TEXT SHOWN ::
--------------------------------
Newsgroups: comp.lang.misc
Path: utzoo!utgpu!news-server.csri.toronto.edu!helios.physics.utoronto.ca!alchemy.chem.utoronto.ca!mroussel
From: mroussel@alchemy.chem.utoronto.ca (Marc Roussel)
Subject: Re: Multi-compilers
Message-ID: <1990Sep24.210407.7714@alchemy.chem.utoronto.ca>
Keywords: design, source
Organization: Department of Chemistry, University of Toronto
References: <2576@l.cc.purdue.edu> <9206@ccncsu.ColoState.EDU> <2581@l.cc.purdue.edu>
Date: Mon, 24 Sep 90 21:04:07 GMT

In article <2581@l.cc.purdue.edu> cik@l.cc.purdue.edu (Herman Rubin) writes:
>Why is there an absolute value function rather than an absolute value
>operator?  Only because when Fortran was written, they were limited to
>a 48 character set (IBM punched cards, at the time).  This is also why
>** was used for exponentiation, and even * for multiplication.  I have
>used a dialect of Fortran which overloaded some of the "standard" functions,
>so that absolute value, logarithm, mod, etc., did not have to have any modifier
>indicating the type(s) of the arguments.  The compiler did the appropriate
>analysis.
--------------------------------
(Spatial annotation records)
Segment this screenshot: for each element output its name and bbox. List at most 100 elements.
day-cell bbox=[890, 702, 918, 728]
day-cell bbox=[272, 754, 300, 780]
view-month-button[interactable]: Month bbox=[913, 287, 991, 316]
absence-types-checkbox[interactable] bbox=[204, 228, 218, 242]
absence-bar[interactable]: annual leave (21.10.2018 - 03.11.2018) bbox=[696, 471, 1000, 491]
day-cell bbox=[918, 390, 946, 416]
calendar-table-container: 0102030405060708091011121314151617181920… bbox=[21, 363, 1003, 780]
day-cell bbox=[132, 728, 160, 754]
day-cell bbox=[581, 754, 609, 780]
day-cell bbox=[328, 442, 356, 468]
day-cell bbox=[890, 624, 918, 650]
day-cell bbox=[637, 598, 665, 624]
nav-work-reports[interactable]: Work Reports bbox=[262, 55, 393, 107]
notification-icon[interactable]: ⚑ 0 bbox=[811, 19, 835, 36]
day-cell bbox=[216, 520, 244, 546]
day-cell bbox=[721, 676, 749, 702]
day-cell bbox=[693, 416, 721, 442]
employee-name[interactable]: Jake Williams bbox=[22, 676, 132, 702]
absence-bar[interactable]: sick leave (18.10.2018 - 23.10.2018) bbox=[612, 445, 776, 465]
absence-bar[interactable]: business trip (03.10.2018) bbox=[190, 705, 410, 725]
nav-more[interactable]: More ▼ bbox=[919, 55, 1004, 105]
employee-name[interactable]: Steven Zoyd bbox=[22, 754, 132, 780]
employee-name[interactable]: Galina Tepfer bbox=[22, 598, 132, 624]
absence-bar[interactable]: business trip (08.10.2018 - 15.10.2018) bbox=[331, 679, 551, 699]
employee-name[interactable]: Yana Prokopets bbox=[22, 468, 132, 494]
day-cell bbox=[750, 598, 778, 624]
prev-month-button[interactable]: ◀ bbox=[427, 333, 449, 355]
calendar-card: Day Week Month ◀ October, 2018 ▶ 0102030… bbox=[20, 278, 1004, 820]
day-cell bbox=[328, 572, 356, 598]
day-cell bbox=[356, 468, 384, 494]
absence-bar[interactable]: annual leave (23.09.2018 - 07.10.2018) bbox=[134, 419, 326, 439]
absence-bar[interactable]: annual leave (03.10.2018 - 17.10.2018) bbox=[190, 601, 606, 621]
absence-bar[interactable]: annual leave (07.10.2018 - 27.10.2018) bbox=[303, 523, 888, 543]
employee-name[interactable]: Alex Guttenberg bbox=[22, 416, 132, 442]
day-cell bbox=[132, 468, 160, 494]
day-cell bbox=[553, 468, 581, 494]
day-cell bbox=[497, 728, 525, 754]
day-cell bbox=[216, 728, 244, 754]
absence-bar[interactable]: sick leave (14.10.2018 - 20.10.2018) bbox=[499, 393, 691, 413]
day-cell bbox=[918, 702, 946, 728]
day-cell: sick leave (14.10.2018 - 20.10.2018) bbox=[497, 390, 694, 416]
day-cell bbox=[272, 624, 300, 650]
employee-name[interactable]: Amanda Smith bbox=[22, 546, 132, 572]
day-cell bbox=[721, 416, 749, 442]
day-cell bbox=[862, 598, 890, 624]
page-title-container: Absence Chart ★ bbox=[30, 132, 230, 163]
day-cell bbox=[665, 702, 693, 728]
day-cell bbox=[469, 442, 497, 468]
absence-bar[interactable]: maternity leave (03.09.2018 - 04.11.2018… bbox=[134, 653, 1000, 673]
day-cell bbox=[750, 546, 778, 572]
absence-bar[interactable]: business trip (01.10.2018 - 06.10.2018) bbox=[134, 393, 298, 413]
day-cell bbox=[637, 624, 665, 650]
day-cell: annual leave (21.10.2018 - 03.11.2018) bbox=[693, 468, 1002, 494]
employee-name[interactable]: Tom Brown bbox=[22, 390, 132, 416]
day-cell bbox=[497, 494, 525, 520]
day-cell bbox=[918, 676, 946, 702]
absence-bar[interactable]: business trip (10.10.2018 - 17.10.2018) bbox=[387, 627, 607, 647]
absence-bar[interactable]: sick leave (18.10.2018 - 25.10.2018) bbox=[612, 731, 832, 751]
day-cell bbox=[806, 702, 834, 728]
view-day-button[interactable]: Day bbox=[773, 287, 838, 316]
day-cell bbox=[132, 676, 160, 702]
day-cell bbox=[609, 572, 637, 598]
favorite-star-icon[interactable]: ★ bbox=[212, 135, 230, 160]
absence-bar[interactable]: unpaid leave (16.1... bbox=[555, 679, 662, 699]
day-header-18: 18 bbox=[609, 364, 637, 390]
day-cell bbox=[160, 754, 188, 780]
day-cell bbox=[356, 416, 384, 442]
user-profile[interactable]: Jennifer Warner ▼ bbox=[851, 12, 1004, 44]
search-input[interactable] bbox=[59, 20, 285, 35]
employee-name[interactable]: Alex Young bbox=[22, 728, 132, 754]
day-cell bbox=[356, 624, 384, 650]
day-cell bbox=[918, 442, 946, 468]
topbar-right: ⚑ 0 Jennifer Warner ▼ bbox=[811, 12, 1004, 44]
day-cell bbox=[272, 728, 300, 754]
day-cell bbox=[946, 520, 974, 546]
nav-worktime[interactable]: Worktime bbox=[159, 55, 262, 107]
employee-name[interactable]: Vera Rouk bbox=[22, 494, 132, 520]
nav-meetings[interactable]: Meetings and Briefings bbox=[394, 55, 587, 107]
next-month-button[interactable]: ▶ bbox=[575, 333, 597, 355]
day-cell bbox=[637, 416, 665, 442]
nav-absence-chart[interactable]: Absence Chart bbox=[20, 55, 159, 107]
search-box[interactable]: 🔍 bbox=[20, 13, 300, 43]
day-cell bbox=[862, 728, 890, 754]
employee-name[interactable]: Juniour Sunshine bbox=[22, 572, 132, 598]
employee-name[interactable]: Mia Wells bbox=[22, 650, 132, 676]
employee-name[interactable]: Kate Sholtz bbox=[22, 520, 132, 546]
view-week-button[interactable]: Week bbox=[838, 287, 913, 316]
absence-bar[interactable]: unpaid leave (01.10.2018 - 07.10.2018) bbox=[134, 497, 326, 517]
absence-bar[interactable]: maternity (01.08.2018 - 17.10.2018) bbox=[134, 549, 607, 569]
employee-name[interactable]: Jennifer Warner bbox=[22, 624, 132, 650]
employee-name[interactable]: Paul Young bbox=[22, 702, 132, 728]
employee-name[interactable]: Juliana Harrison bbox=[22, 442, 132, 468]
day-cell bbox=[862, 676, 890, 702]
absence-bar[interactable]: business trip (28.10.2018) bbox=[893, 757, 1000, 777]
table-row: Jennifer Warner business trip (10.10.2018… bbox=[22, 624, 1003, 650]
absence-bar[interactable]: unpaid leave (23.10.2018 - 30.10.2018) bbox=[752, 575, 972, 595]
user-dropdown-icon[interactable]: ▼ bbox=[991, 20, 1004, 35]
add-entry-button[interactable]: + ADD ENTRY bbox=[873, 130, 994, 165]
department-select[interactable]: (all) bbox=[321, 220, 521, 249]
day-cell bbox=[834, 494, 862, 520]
--------------------------------
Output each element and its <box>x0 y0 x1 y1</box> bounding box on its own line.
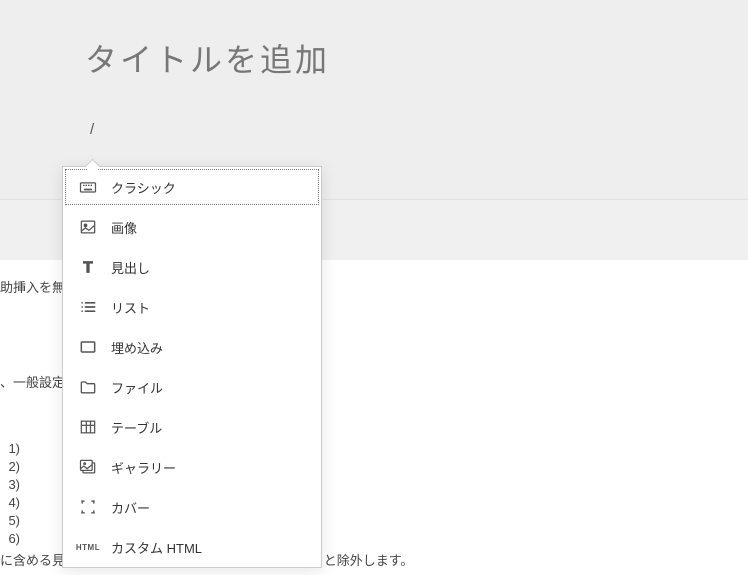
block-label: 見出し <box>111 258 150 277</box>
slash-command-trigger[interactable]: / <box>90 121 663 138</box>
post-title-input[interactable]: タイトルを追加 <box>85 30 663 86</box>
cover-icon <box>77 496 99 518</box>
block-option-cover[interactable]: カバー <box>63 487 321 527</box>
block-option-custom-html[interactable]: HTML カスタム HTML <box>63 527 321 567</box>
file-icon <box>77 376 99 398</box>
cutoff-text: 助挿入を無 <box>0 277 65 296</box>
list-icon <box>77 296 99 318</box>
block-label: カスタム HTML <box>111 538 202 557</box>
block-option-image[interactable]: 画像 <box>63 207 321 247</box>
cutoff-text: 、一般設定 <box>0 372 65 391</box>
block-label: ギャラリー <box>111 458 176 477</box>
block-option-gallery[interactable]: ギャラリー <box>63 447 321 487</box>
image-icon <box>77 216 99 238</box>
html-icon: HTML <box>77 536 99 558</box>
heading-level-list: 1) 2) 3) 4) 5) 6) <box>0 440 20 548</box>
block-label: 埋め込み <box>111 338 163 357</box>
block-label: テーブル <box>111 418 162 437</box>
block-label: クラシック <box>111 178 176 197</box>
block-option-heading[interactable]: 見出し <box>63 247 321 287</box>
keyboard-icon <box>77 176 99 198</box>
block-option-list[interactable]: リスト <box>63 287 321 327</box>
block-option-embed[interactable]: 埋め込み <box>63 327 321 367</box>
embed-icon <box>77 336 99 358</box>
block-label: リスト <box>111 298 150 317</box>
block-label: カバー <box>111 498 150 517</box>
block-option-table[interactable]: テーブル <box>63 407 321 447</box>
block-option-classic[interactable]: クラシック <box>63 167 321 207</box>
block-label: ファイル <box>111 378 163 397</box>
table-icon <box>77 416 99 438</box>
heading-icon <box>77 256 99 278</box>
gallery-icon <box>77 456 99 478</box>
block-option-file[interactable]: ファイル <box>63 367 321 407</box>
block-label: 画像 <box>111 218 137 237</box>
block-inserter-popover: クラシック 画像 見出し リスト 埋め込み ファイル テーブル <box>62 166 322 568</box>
--------------------------------
AIM :: Reproduce the entire Usenet post about multi-compilers from the top of the page, including its headers, without changing anything.

RESULT OF THE TASK ::
Newsgroups: comp.lang.misc
Path: utzoo!utgpu!news-server.csri.toronto.edu!helios.physics.utoronto.ca!alchemy.chem.utoronto.ca!mroussel
From: mroussel@alchemy.chem.utoronto.ca (Marc Roussel)
Subject: Re: Multi-compilers
Message-ID: <1990Sep24.210407.7714@alchemy.chem.utoronto.ca>
Keywords: design, source
Organization: Department of Chemistry, University of Toronto
References: <2576@l.cc.purdue.edu> <9206@ccncsu.ColoState.EDU> <2581@l.cc.purdue.edu>
Date: Mon, 24 Sep 90 21:04:07 GMT

In article <2581@l.cc.purdue.edu> cik@l.cc.purdue.edu (Herman Rubin) writes:
>Why is there an absolute value function rather than an absolute value
>operator?  Only because when Fortran was written, they were limited to
>a 48 character set (IBM punched cards, at the time).  This is also why
>** was used for exponentiation, and even * for multiplication.  I have
>used a dialect of Fortran which overloaded some of the "standard" functions,
>so that absolute value, logarithm, mod, etc., did not have to have any modifier
>indicating the type(s) of the arguments.  The compiler did the appropriate
>analysis.